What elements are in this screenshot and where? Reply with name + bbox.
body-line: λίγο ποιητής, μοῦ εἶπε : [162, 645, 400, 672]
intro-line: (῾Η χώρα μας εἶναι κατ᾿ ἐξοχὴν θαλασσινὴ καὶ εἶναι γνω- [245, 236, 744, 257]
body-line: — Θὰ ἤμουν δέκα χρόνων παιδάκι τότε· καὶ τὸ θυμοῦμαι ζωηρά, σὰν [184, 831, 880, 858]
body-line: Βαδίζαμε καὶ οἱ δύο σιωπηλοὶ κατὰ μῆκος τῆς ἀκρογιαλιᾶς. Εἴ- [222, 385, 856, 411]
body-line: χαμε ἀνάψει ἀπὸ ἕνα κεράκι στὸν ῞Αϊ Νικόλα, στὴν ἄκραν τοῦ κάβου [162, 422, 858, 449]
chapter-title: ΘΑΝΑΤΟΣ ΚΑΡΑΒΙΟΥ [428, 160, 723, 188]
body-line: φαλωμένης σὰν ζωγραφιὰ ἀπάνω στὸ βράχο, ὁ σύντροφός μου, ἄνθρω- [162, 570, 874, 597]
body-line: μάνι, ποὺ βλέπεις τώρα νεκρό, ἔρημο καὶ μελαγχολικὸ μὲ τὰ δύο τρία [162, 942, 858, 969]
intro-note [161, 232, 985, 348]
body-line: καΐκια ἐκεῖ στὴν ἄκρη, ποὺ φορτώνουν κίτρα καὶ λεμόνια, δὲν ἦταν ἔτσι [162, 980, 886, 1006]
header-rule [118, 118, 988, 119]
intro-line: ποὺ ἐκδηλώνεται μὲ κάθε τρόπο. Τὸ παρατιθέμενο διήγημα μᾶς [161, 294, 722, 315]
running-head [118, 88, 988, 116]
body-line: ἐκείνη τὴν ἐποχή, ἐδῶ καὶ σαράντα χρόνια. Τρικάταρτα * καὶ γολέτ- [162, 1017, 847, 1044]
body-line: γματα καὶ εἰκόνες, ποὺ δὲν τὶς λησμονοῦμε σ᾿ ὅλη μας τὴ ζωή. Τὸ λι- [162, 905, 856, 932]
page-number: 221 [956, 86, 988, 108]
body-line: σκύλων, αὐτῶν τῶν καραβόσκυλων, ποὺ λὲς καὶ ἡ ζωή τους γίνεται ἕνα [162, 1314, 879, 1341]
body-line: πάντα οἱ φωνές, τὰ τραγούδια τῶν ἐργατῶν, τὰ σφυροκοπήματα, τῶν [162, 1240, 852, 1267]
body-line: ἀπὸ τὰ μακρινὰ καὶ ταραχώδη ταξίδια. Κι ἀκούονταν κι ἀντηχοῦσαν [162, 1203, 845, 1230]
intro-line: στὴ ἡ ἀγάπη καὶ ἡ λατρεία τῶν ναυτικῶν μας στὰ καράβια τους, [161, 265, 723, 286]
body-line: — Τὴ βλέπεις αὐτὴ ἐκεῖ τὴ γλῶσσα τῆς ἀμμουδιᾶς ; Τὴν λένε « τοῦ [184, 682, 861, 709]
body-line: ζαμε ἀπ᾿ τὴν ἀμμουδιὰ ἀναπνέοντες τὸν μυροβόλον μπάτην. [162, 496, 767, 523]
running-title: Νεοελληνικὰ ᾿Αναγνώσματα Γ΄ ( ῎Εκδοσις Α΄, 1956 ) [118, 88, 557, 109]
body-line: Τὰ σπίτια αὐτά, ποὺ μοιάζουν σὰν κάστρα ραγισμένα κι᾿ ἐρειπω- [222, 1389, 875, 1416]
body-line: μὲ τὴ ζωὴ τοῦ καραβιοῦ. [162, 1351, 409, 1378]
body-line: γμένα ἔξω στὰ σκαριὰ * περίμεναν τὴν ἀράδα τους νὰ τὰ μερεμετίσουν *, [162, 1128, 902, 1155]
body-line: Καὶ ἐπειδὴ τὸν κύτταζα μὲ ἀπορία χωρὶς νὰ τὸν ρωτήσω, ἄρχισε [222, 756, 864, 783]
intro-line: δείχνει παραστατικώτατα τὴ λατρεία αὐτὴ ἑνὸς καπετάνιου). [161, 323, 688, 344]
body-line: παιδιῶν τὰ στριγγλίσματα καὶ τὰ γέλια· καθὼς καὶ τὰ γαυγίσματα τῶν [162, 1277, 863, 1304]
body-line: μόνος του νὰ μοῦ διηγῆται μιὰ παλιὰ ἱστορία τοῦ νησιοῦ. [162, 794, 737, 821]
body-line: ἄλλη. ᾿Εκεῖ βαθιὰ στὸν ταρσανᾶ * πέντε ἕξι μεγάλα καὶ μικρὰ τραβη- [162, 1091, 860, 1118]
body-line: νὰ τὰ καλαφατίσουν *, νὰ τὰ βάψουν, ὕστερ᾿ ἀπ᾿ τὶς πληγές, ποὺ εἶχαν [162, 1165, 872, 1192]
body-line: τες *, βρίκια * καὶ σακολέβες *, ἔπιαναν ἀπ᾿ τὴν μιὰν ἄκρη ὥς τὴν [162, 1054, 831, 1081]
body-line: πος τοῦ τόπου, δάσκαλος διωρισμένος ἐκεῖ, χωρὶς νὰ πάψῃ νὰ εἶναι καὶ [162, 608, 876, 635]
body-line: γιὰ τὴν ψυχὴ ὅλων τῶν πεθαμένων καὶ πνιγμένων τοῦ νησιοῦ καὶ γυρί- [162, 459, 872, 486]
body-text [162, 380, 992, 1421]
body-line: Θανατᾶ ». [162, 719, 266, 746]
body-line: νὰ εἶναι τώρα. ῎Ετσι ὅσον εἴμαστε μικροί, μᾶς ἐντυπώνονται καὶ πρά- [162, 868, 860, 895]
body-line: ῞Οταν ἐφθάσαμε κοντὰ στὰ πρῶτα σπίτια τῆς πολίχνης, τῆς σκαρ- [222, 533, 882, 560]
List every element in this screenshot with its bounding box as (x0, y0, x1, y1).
...
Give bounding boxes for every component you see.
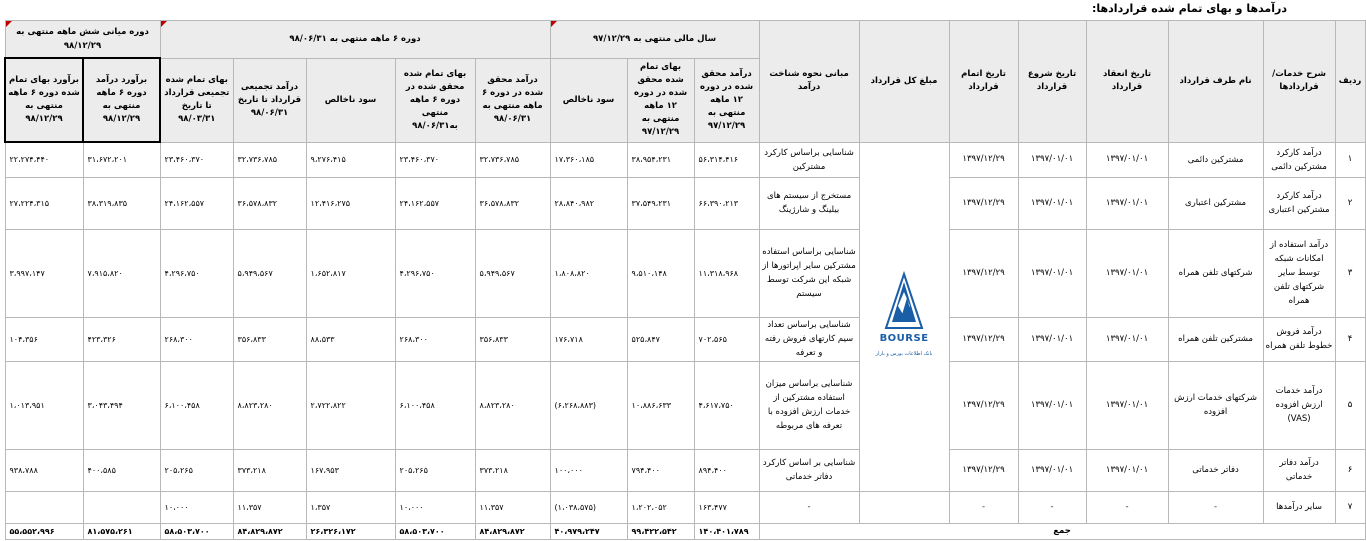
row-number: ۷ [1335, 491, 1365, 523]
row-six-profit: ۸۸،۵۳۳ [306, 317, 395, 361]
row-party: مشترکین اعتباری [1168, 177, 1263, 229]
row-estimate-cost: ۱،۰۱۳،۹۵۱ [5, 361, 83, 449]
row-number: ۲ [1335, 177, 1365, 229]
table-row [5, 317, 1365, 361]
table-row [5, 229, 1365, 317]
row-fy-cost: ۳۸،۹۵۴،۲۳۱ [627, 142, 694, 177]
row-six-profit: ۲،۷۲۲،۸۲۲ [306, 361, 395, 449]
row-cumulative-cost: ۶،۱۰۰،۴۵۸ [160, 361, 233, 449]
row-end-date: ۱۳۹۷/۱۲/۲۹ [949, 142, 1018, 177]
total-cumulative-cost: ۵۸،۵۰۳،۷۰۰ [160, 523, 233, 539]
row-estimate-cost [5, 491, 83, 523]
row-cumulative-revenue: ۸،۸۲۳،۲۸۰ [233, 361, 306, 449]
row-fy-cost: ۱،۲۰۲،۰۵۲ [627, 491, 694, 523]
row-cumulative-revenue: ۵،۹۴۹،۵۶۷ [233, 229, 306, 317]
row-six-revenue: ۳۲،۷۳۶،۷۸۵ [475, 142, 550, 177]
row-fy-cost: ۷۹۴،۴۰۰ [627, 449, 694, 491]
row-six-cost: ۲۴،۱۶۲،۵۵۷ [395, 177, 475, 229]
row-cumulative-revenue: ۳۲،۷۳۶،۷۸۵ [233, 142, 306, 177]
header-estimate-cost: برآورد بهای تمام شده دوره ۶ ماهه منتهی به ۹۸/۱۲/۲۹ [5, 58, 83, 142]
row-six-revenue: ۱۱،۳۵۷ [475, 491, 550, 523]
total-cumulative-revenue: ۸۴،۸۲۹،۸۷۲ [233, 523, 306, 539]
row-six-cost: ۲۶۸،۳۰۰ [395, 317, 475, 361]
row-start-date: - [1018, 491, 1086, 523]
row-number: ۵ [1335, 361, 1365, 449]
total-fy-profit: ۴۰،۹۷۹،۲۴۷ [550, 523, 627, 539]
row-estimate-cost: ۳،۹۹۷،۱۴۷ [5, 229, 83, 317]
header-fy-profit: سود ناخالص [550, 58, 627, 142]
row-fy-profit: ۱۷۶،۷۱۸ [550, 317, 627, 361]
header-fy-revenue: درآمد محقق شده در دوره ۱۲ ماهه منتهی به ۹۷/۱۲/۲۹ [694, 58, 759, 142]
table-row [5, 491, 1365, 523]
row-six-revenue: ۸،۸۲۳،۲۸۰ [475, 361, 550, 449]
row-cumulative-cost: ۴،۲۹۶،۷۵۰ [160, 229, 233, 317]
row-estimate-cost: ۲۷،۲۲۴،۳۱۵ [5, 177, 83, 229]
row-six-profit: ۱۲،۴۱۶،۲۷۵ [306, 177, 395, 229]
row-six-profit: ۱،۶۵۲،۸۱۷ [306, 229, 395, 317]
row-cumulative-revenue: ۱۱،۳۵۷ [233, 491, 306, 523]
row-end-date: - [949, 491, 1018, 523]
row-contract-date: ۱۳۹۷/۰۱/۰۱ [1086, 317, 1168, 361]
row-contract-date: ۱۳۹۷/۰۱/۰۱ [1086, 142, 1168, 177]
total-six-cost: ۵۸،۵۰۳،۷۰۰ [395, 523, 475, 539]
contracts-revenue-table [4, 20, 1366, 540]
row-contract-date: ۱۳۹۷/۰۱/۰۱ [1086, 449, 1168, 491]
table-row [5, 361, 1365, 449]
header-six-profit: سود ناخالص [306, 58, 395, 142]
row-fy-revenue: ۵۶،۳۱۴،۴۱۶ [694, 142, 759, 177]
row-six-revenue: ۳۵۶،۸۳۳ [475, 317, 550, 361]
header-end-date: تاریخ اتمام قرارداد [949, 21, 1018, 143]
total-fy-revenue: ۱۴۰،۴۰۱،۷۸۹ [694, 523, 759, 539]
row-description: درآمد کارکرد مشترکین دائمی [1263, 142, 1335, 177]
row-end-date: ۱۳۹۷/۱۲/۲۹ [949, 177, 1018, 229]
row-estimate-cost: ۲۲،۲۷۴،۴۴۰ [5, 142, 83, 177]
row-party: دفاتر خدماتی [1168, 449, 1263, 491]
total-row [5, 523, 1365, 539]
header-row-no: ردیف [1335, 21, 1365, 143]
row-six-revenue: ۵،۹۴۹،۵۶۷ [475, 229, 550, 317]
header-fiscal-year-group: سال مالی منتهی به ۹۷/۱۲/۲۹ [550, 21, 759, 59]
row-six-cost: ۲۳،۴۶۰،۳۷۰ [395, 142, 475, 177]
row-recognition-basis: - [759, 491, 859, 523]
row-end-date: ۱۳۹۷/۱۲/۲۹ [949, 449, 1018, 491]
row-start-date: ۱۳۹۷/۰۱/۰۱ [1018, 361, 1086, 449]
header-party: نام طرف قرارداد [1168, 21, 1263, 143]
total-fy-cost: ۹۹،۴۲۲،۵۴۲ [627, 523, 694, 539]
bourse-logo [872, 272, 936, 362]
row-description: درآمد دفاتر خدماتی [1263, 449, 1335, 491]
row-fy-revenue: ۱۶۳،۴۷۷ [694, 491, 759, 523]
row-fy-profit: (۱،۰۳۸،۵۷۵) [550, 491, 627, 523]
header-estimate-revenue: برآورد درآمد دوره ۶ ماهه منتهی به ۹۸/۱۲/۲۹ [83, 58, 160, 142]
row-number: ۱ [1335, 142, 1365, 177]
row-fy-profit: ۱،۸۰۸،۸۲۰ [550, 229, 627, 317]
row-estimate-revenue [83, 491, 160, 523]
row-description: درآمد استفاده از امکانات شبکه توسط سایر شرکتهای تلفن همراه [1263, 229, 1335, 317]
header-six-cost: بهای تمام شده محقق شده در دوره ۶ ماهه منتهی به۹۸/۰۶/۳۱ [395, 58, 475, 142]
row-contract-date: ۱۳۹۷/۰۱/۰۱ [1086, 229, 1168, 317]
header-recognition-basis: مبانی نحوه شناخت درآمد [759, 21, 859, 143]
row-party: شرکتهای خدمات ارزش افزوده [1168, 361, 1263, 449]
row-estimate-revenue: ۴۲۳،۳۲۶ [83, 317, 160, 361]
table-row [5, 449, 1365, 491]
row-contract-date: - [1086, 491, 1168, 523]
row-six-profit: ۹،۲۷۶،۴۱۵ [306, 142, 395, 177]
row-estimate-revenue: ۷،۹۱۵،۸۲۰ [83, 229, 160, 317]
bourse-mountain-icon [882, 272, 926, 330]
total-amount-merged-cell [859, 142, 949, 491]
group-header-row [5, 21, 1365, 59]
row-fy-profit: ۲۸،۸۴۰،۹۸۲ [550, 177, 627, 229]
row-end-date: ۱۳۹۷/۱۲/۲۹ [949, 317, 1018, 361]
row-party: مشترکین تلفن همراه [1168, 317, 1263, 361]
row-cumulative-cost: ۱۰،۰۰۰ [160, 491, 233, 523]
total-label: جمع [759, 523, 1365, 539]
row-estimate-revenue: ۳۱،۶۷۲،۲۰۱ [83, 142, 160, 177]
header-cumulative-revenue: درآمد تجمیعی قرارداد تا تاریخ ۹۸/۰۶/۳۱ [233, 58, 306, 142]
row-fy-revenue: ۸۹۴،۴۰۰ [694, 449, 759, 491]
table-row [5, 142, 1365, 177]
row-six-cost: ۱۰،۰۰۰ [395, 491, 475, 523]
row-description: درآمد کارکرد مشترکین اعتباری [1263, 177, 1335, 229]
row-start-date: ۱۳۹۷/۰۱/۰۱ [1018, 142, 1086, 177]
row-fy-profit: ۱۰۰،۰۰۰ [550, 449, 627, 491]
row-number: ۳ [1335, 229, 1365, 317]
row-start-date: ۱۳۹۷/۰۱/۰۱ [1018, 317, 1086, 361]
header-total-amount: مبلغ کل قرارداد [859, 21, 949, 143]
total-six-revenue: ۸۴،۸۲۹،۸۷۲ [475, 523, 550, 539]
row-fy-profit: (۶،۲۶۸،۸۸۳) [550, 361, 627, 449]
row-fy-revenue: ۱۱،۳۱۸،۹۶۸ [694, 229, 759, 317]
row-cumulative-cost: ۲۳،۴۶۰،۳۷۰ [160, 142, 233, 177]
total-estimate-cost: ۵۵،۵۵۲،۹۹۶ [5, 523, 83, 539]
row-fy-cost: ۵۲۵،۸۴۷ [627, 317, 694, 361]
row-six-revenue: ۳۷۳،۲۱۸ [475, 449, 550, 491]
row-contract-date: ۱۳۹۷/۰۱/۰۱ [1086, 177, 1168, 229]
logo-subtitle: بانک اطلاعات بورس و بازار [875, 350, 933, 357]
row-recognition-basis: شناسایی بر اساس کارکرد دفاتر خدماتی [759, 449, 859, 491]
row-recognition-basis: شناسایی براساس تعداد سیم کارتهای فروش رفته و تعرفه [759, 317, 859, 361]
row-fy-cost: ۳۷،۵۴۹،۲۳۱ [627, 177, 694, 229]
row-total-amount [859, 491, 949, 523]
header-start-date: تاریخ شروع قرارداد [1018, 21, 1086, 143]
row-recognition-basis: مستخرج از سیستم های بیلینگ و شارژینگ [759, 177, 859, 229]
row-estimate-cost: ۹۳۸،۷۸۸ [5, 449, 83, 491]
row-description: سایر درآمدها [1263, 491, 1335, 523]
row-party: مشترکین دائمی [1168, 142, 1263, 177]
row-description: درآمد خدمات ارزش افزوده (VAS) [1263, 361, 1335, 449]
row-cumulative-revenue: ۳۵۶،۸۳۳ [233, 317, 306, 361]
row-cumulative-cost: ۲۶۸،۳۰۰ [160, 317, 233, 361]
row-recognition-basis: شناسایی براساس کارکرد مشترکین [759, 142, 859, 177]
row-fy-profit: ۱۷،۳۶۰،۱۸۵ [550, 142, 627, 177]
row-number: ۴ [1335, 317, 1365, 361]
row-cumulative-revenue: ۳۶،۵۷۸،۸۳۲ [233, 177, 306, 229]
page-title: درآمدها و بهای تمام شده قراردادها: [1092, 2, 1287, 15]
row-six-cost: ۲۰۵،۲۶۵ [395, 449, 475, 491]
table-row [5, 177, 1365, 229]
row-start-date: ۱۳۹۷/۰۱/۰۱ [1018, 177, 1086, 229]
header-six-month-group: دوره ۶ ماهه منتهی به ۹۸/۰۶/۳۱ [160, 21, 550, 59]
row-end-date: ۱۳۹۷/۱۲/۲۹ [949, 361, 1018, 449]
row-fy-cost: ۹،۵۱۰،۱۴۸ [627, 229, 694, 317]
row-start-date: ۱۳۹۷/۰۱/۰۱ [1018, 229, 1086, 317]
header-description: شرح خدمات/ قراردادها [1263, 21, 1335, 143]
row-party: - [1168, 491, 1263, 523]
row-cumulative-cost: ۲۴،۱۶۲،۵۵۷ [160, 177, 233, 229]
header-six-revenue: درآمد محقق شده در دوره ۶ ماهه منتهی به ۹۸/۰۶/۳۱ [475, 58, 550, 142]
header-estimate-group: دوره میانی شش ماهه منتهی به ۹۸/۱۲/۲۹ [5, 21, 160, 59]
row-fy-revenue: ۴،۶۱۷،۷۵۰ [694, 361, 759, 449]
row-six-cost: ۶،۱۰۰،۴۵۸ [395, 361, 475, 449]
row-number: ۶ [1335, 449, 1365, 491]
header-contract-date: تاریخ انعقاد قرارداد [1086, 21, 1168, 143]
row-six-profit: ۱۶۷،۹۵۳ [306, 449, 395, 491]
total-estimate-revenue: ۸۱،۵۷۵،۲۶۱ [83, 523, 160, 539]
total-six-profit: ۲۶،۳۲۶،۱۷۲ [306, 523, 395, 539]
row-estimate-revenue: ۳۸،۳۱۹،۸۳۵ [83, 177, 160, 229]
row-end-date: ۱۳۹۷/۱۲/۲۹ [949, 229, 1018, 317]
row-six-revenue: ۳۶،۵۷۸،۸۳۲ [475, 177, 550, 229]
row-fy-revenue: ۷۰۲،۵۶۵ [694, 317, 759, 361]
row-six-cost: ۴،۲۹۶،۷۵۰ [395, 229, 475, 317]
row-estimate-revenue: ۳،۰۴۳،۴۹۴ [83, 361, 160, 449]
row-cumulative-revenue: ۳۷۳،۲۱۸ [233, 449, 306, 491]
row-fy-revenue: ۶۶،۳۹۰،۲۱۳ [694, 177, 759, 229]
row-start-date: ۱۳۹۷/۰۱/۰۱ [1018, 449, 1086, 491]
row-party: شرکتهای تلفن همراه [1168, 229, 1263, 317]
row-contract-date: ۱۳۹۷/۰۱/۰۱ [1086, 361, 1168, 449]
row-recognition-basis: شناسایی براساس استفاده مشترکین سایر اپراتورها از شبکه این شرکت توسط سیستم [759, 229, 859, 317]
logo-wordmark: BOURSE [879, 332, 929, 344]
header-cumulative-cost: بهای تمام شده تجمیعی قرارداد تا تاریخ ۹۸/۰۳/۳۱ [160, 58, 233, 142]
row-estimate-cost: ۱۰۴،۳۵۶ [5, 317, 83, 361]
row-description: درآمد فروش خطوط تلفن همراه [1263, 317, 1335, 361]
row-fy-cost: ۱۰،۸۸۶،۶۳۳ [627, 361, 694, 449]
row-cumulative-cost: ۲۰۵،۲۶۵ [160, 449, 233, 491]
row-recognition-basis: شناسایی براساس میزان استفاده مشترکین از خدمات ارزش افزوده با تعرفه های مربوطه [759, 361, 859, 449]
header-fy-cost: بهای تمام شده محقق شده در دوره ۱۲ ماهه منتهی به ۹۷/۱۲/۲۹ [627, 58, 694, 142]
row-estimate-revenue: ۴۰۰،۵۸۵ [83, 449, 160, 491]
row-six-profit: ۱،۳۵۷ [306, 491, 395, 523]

▸ EXERCISE BRIEF
Count the lines in the listing above that contain the string "استفاده". Reply with the number alone.

▸ COMPLETE OUTPUT
3